Sie sind groß, sie sind laut, sie stinken. Man kann sie schon von weitem hören. Ihre Bremsen und die Jahrzehnte alten Blattfedern quietschen bei jedem Schlagloch und bei jedem Bremshügel.

Und wenn es nicht ihr Quietschen oder ihr permanentes Hupen ist, weiß man spätestens wenn der Beifahrer durch die durchgehend geöffnete Einstiegstür die Endhaltestellen durch die Straßen schreit, was da auf einen zugerollt kommt.

Es kann aber auch passieren, dass man nichts ahnend die Straße entlang läuft und urplötzlich in einer gewaltigen schwarzen Wolke steht…

Dann hat man unverhofft Bekanntschaft mit einem der legendären, lateinamerikanischen Chickenbusse gemacht.

In den meisten Ländern Zentralamerikas bilden sie einen Großteil des örtlichen Straßenbildes und sind das Rückgrat des städtischen Nahverkehrs. Bzw. auch Fernverkehres, denn es gibt kaum Orte, die diese Busse nicht anfahren und mit einander verbinden.

Ihr Name rührt von einem Gerücht her. Die Einen behaupten, dass ihr Name daher kommt, dass in ihnen alles transportiert wird, vom Huhn über jegliche Art von Tieren bis hin zu riesigen Getreidesäcken oder Fässern.

Die Anderen behaupten, der Name basiert auf der Tatsache, dass man in ihnen sitzt wie die Hühner auf der Stange, denn es gibt keine Maximalbegrenzung für ihre Insassen, es wird einfach reingestopft, wer rein passt.

Aber was ist ein Chickenbus überhaupt…

Wenn nach rund 120.000 Meilen ein amerikanischer Schulbus seinen Sold erfüllt hat und von der Regierung zur Versteigerung angeboten wird, rollte eine regelrechte Industrie an, die ihres Gleichen sucht.
————————
### Aufgabenstellung 1
Nach wie vielen Meilen wird laut dem Text über die Chickenbusse ein amerikanischer Schulbus von der Regierung zur Versteigerung angeboten?

### Übungsdaten
————————
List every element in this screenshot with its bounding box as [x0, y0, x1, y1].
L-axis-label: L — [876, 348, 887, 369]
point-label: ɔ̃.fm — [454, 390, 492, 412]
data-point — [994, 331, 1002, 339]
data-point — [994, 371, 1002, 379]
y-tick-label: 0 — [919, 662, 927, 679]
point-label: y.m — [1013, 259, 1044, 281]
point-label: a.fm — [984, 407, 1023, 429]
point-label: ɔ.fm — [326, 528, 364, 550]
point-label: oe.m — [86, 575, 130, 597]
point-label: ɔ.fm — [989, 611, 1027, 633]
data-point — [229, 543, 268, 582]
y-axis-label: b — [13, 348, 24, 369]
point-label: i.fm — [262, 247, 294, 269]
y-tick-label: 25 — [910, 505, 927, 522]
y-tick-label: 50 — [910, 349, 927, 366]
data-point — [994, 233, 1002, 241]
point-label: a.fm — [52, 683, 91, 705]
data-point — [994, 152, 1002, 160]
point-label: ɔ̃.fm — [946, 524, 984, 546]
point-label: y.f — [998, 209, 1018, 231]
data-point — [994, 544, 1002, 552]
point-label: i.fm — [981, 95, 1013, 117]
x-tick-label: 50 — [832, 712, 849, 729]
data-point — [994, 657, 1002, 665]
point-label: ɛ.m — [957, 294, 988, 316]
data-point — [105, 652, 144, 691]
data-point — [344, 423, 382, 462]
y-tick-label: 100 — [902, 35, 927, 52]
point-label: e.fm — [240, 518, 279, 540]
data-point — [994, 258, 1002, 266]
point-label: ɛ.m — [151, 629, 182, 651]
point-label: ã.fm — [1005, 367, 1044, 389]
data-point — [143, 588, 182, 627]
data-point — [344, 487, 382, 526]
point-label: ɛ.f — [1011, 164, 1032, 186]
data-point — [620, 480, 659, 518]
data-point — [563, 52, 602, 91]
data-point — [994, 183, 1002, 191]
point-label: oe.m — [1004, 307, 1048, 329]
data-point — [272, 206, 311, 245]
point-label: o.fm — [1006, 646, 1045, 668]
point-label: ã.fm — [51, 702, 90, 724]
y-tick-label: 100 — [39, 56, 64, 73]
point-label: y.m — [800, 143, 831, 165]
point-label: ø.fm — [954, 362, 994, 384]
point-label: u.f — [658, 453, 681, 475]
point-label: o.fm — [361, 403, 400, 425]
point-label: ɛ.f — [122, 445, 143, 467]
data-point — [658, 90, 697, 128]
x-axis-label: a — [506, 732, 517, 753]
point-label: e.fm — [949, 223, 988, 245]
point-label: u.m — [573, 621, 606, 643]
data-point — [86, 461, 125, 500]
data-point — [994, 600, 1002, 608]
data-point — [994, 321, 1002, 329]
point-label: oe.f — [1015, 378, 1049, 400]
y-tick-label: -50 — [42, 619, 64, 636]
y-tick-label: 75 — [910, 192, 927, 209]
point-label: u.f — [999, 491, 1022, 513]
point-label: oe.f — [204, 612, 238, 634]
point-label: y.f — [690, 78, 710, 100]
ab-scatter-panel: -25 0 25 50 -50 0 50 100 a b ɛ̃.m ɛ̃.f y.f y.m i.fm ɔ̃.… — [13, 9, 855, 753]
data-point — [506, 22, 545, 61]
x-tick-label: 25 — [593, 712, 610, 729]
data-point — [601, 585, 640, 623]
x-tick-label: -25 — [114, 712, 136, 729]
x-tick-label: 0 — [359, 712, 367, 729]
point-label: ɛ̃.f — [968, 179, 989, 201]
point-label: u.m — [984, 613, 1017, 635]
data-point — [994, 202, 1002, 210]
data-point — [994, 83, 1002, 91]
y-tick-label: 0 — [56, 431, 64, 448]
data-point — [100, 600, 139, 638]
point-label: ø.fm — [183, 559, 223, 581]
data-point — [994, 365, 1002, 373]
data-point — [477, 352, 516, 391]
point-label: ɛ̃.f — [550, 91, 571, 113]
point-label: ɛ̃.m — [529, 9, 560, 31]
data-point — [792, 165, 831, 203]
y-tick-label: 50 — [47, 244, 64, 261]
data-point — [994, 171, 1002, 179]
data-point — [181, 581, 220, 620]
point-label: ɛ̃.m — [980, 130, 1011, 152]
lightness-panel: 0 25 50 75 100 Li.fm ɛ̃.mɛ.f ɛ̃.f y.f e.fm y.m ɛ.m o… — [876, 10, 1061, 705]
————————
### Aufgabenstellung 2
Gib die Zeilen der Einträge vom Anfang bis zur Zeile mit „point-label: y.m — [800, 143, 831, 165]“ zeichengetreu wieder, beide Enden eingeschlossen.

### Ergebnis 1
Nach rund 120.000 Meilen.

### Ergebnis 2
List every element in this screenshot with its bounding box as [x0, y0, x1, y1].
L-axis-label: L — [876, 348, 887, 369]
point-label: ɔ̃.fm — [454, 390, 492, 412]
data-point — [994, 331, 1002, 339]
data-point — [994, 371, 1002, 379]
y-tick-label: 0 — [919, 662, 927, 679]
point-label: y.m — [1013, 259, 1044, 281]
point-label: a.fm — [984, 407, 1023, 429]
point-label: ɔ.fm — [326, 528, 364, 550]
point-label: oe.m — [86, 575, 130, 597]
point-label: ɔ.fm — [989, 611, 1027, 633]
data-point — [229, 543, 268, 582]
y-axis-label: b — [13, 348, 24, 369]
point-label: i.fm — [262, 247, 294, 269]
y-tick-label: 25 — [910, 505, 927, 522]
y-tick-label: 50 — [910, 349, 927, 366]
data-point — [994, 233, 1002, 241]
point-label: a.fm — [52, 683, 91, 705]
data-point — [994, 152, 1002, 160]
point-label: ɔ̃.fm — [946, 524, 984, 546]
point-label: y.f — [998, 209, 1018, 231]
data-point — [994, 544, 1002, 552]
point-label: i.fm — [981, 95, 1013, 117]
x-tick-label: 50 — [832, 712, 849, 729]
data-point — [994, 657, 1002, 665]
point-label: ɛ.m — [957, 294, 988, 316]
data-point — [105, 652, 144, 691]
data-point — [344, 423, 382, 462]
y-tick-label: 100 — [902, 35, 927, 52]
point-label: e.fm — [240, 518, 279, 540]
data-point — [994, 258, 1002, 266]
point-label: ɛ.m — [151, 629, 182, 651]
point-label: ã.fm — [1005, 367, 1044, 389]
data-point — [143, 588, 182, 627]
data-point — [344, 487, 382, 526]
point-label: ɛ.f — [1011, 164, 1032, 186]
data-point — [620, 480, 659, 518]
data-point — [563, 52, 602, 91]
data-point — [994, 183, 1002, 191]
point-label: oe.m — [1004, 307, 1048, 329]
data-point — [272, 206, 311, 245]
point-label: o.fm — [1006, 646, 1045, 668]
point-label: ã.fm — [51, 702, 90, 724]
y-tick-label: 100 — [39, 56, 64, 73]
point-label: y.m — [800, 143, 831, 165]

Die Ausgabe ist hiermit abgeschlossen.